» MATERIAL PROVIDED
— BEGIN —
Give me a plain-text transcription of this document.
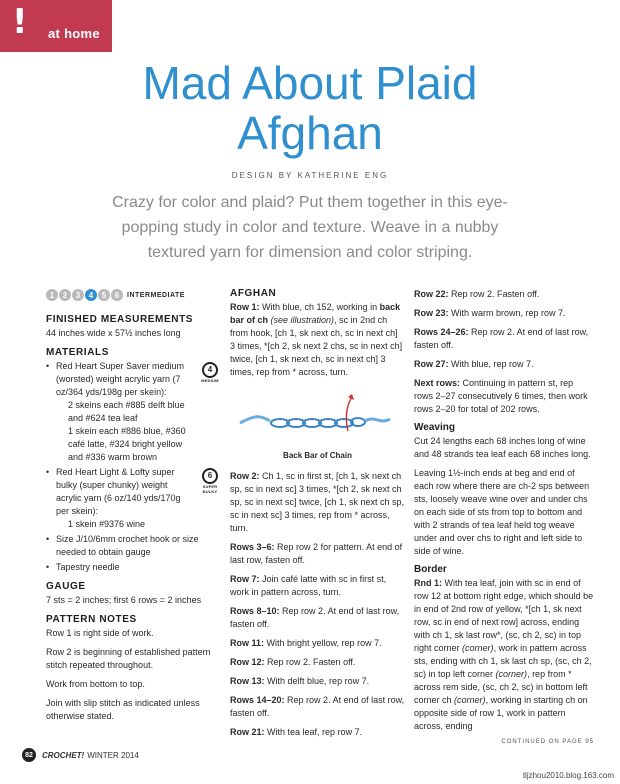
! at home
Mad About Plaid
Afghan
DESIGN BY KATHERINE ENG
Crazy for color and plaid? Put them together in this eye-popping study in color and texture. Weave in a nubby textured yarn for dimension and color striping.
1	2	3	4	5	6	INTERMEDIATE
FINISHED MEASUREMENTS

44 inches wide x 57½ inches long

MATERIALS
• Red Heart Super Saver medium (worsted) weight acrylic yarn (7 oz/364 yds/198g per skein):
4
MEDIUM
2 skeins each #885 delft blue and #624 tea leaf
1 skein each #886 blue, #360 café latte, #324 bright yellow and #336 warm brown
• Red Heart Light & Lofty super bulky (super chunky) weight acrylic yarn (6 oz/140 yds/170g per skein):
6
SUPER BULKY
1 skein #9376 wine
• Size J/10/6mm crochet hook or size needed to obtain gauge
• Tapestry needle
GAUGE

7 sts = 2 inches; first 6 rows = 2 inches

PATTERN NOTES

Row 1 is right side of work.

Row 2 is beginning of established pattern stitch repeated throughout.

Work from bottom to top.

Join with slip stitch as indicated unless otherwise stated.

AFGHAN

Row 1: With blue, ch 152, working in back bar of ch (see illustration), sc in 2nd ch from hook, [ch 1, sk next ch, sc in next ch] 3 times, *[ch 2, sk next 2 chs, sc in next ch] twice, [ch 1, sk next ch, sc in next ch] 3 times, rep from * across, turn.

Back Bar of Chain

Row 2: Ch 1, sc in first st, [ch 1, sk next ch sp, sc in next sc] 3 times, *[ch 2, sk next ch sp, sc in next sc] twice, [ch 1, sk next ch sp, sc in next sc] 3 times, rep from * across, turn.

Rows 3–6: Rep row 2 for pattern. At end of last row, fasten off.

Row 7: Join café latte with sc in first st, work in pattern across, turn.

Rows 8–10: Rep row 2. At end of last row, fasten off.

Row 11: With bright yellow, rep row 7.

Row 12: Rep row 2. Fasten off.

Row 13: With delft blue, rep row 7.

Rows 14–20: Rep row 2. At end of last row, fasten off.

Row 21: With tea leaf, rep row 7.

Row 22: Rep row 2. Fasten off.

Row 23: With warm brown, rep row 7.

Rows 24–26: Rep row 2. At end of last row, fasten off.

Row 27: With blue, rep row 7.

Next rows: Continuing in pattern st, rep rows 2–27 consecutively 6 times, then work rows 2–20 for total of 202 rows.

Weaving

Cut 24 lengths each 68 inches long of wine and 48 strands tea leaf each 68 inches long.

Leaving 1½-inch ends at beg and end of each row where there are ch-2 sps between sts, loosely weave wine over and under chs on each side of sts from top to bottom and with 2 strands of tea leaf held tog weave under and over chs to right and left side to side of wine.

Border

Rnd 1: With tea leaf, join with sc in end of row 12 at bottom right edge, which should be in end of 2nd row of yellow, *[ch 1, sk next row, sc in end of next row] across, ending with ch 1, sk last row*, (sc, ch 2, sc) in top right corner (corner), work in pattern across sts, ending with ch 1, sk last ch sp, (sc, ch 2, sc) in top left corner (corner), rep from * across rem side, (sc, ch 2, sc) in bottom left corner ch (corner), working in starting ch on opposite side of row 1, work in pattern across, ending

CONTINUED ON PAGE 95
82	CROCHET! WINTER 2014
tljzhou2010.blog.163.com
— END —
— BEGIN —
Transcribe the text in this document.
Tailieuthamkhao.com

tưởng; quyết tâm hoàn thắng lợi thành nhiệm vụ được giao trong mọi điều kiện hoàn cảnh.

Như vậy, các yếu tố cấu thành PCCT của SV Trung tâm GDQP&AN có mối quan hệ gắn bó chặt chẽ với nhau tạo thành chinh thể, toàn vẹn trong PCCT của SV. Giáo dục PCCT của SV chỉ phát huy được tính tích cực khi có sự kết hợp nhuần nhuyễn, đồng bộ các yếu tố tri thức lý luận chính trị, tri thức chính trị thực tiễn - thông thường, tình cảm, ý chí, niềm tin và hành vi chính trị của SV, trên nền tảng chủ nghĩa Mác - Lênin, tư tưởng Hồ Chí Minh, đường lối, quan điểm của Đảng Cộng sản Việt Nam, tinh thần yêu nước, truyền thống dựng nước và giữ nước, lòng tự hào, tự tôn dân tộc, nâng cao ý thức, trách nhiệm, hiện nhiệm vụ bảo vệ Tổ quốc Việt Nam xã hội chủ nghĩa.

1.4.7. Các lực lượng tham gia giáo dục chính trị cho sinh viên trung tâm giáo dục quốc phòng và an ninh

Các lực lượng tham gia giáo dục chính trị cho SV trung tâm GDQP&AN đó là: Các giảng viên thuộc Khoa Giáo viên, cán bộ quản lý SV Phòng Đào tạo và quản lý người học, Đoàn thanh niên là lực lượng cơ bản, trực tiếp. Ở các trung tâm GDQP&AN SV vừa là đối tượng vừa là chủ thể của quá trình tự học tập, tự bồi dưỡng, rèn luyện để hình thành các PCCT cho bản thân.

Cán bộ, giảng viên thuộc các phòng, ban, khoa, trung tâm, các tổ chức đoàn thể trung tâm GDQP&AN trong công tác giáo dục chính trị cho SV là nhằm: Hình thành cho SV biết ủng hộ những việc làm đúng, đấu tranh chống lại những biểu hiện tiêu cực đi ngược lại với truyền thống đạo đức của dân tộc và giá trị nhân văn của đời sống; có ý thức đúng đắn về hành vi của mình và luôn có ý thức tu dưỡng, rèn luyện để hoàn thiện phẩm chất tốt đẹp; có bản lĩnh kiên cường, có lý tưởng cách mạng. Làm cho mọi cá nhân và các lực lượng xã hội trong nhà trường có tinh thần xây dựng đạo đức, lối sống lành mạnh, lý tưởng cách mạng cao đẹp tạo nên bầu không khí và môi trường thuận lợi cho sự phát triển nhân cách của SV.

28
— END —
» STATED TASK
Using the listing, say how many lines include the word "café", and add nothing else.

» EXERCISE SOLUTION
2